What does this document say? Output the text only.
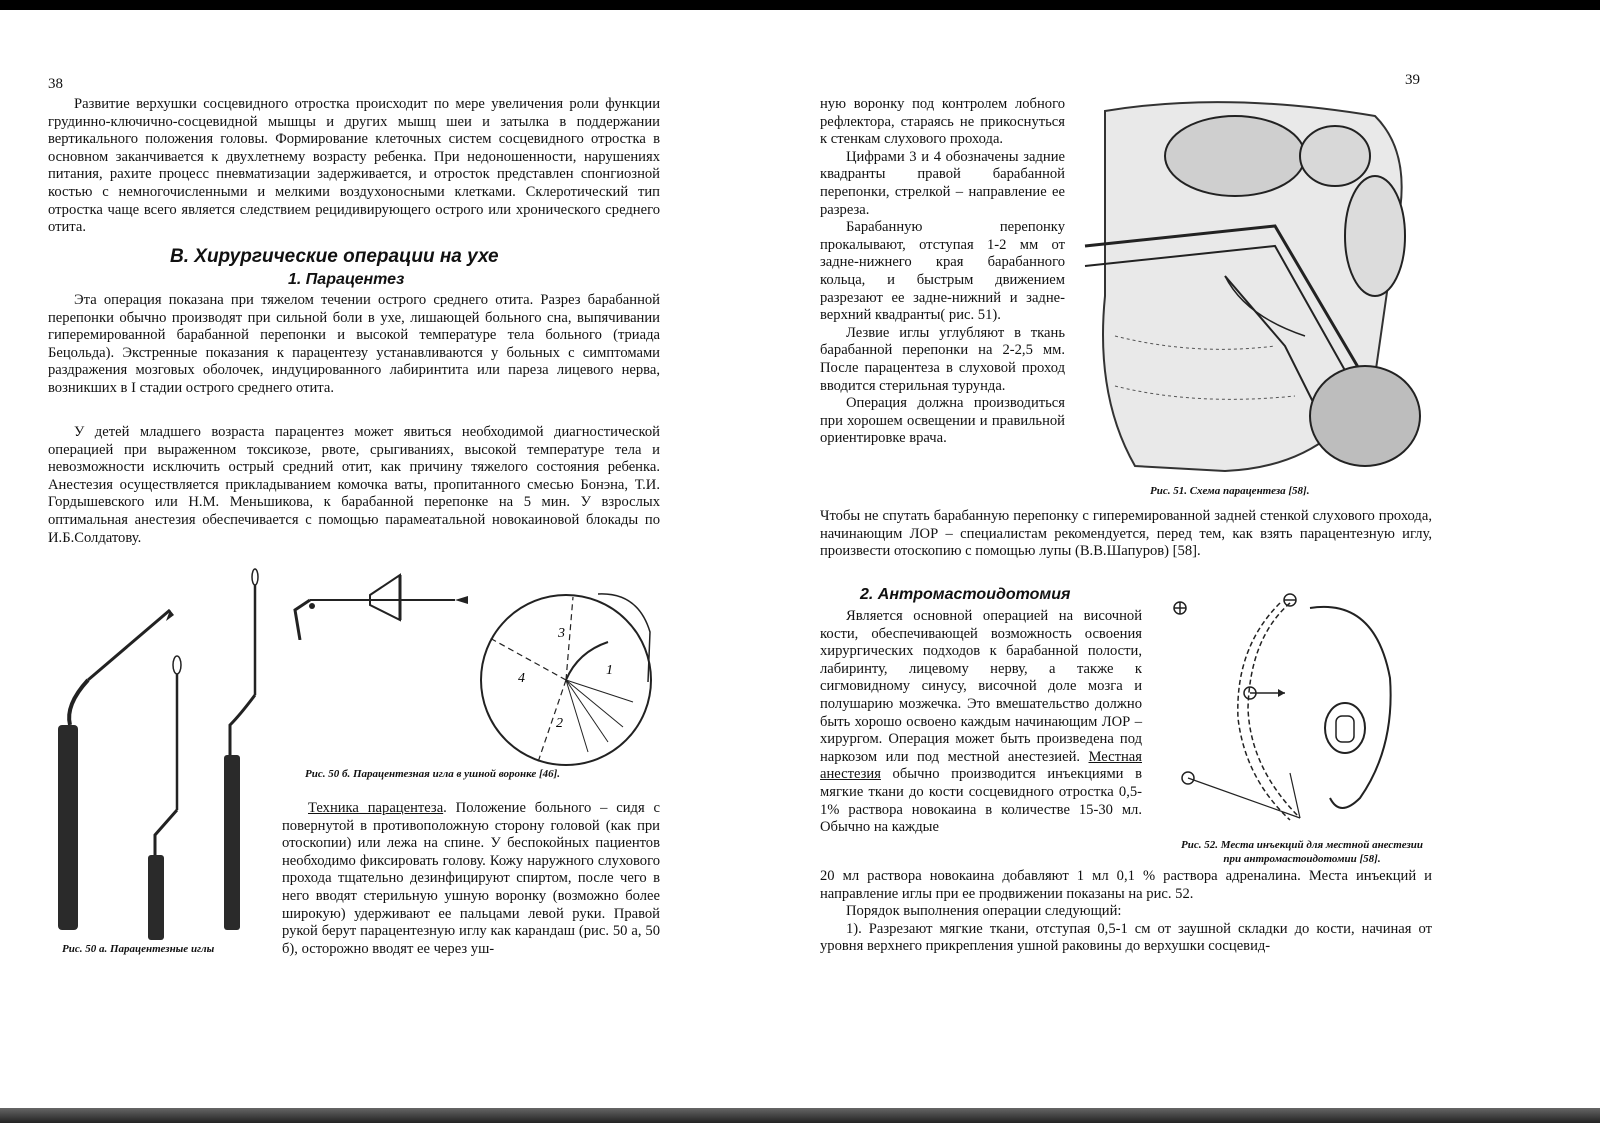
38

Развитие верхушки сосцевидного отростка происходит по мере увеличения роли функции грудинно-ключично-сосцевидной мышцы и других мышц шеи и затылка в поддержании вертикального положения головы. Формирование клеточных систем сосцевидного отростка в основном заканчивается к двухлетнему возрасту ребенка. При недоношенности, нарушениях питания, рахите процесс пневматизации задерживается, и отросток представлен спонгиозной костью с немногочисленными и мелкими воздухоносными клетками. Склеротический тип отростка чаще всего является следствием рецидивирующего острого или хронического среднего отита.

В. Хирургические операции на ухе
1. Парацентез

Эта операция показана при тяжелом течении острого среднего отита. Разрез барабанной перепонки обычно производят при сильной боли в ухе, лишающей больного сна, выпячивании гиперемированной барабанной перепонки и высокой температуре тела больного (триада Бецольда). Экстренные показания к парацентезу устанавливаются у больных с симптомами раздражения мозговых оболочек, индуцированного лабиринтита или пареза лицевого нерва, возникших в I стадии острого среднего отита.

У детей младшего возраста парацентез может явиться необходимой диагностической операцией при выраженном токсикозе, рвоте, срыгиваниях, высокой температуре тела и невозможности исключить острый средний отит, как причину тяжелого состояния ребенка. Анестезия осуществляется прикладыванием комочка ваты, пропитанного смесью Бонэна, Т.И. Гордышевского или Н.М. Меньшикова, к барабанной перепонке на 5 мин. У взрослых оптимальная анестезия обеспечивается с помощью парамеатальной новокаиновой блокады по И.Б.Солдатову.

Рис. 50 а. Парацентезные иглы
3
4
1
2
Рис. 50 б. Парацентезная игла в ушной воронке [46].

Техника парацентеза. Положение больного – сидя с повернутой в противоположную сторону головой (как при отоскопии) или лежа на спине. У беспокойных пациентов необходимо фиксировать голову. Кожу наружного слухового прохода тщательно дезинфицируют спиртом, после чего в него вводят стерильную ушную воронку (возможно более широкую) удерживают ее пальцами левой руки. Правой рукой берут парацентезную иглу как карандаш (рис. 50 а, 50 б), осторожно вводят ее через уш-

39

ную воронку под контролем лобного рефлектора, стараясь не прикоснуться к стенкам слухового прохода.

Цифрами 3 и 4 обозначены задние квадранты правой барабанной перепонки, стрелкой – направление ее разреза.

Барабанную перепонку прокалывают, отступая 1-2 мм от задне-нижнего края барабанного кольца, и быстрым движением разрезают ее задне-нижний и задне-верхний квадранты( рис. 51).

Лезвие иглы углубляют в ткань барабанной перепонки на 2-2,5 мм. После парацентеза в слуховой проход вводится стерильная турунда.

Операция должна производиться при хорошем освещении и правильной ориентировке врача.

Рис. 51. Схема парацентеза [58].

Чтобы не спутать барабанную перепонку с гиперемированной задней стенкой слухового прохода, начинающим ЛОР – специалистам рекомендуется, перед тем, как взять парацентезную иглу, произвести отоскопию с помощью лупы (В.В.Шапуров) [58].

2. Антромастоидотомия

Является основной операцией на височной кости, обеспечивающей возможность освоения хирургических подходов к барабанной полости, лабиринту, лицевому нерву, а также к сигмовидному синусу, височной доле мозга и полушарию мозжечка. Это вмешательство должно быть хорошо освоено каждым начинающим ЛОР – хирургом. Операция может быть произведена под наркозом или под местной анестезией. Местная анестезия обычно производится инъекциями в мягкие ткани до кости сосцевидного отростка 0,5-1% раствора новокаина в количестве 15-30 мл. Обычно на каждые

Рис. 52. Места инъекций для местной анестезии при антромастоидотомии [58].

20 мл раствора новокаина добавляют 1 мл 0,1 % раствора адреналина. Места инъекций и направление иглы при ее продвижении показаны на рис. 52.

Порядок выполнения операции следующий:

1). Разрезают мягкие ткани, отступая 0,5-1 см от заушной складки до кости, начиная от уровня верхнего прикрепления ушной раковины до верхушки сосцевид-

==========

◆ Exercise task
Copy all the lines of data exactly as they appear, dropping any images.

◆ Final result
What does this document say? Output the text only.
38

Развитие верхушки сосцевидного отростка происходит по мере увеличения роли функции грудинно-ключично-сосцевидной мышцы и других мышц шеи и затылка в поддержании вертикального положения головы. Формирование клеточных систем сосцевидного отростка в основном заканчивается к двухлетнему возрасту ребенка. При недоношенности, нарушениях питания, рахите процесс пневматизации задерживается, и отросток представлен спонгиозной костью с немногочисленными и мелкими воздухоносными клетками. Склеротический тип отростка чаще всего является следствием рецидивирующего острого или хронического среднего отита.

В. Хирургические операции на ухе
1. Парацентез

Эта операция показана при тяжелом течении острого среднего отита. Разрез барабанной перепонки обычно производят при сильной боли в ухе, лишающей больного сна, выпячивании гиперемированной барабанной перепонки и высокой температуре тела больного (триада Бецольда). Экстренные показания к парацентезу устанавливаются у больных с симптомами раздражения мозговых оболочек, индуцированного лабиринтита или пареза лицевого нерва, возникших в I стадии острого среднего отита.

У детей младшего возраста парацентез может явиться необходимой диагностической операцией при выраженном токсикозе, рвоте, срыгиваниях, высокой температуре тела и невозможности исключить острый средний отит, как причину тяжелого состояния ребенка. Анестезия осуществляется прикладыванием комочка ваты, пропитанного смесью Бонэна, Т.И. Гордышевского или Н.М. Меньшикова, к барабанной перепонке на 5 мин. У взрослых оптимальная анестезия обеспечивается с помощью парамеатальной новокаиновой блокады по И.Б.Солдатову.

Рис. 50 а. Парацентезные иглы
3
4
1
2
Рис. 50 б. Парацентезная игла в ушной воронке [46].

Техника парацентеза. Положение больного – сидя с повернутой в противоположную сторону головой (как при отоскопии) или лежа на спине. У беспокойных пациентов необходимо фиксировать голову. Кожу наружного слухового прохода тщательно дезинфицируют спиртом, после чего в него вводят стерильную ушную воронку (возможно более широкую) удерживают ее пальцами левой руки. Правой рукой берут парацентезную иглу как карандаш (рис. 50 а, 50 б), осторожно вводят ее через уш-

39

ную воронку под контролем лобного рефлектора, стараясь не прикоснуться к стенкам слухового прохода.

Цифрами 3 и 4 обозначены задние квадранты правой барабанной перепонки, стрелкой – направление ее разреза.

Барабанную перепонку прокалывают, отступая 1-2 мм от задне-нижнего края барабанного кольца, и быстрым движением разрезают ее задне-нижний и задне-верхний квадранты( рис. 51).

Лезвие иглы углубляют в ткань барабанной перепонки на 2-2,5 мм. После парацентеза в слуховой проход вводится стерильная турунда.

Операция должна производиться при хорошем освещении и правильной ориентировке врача.

Рис. 51. Схема парацентеза [58].

Чтобы не спутать барабанную перепонку с гиперемированной задней стенкой слухового прохода, начинающим ЛОР – специалистам рекомендуется, перед тем, как взять парацентезную иглу, произвести отоскопию с помощью лупы (В.В.Шапуров) [58].

2. Антромастоидотомия

Является основной операцией на височной кости, обеспечивающей возможность освоения хирургических подходов к барабанной полости, лабиринту, лицевому нерву, а также к сигмовидному синусу, височной доле мозга и полушарию мозжечка. Это вмешательство должно быть хорошо освоено каждым начинающим ЛОР – хирургом. Операция может быть произведена под наркозом или под местной анестезией. Местная анестезия обычно производится инъекциями в мягкие ткани до кости сосцевидного отростка 0,5-1% раствора новокаина в количестве 15-30 мл. Обычно на каждые

Рис. 52. Места инъекций для местной анестезии при антромастоидотомии [58].

20 мл раствора новокаина добавляют 1 мл 0,1 % раствора адреналина. Места инъекций и направление иглы при ее продвижении показаны на рис. 52.

Порядок выполнения операции следующий:

1). Разрезают мягкие ткани, отступая 0,5-1 см от заушной складки до кости, начиная от уровня верхнего прикрепления ушной раковины до верхушки сосцевид-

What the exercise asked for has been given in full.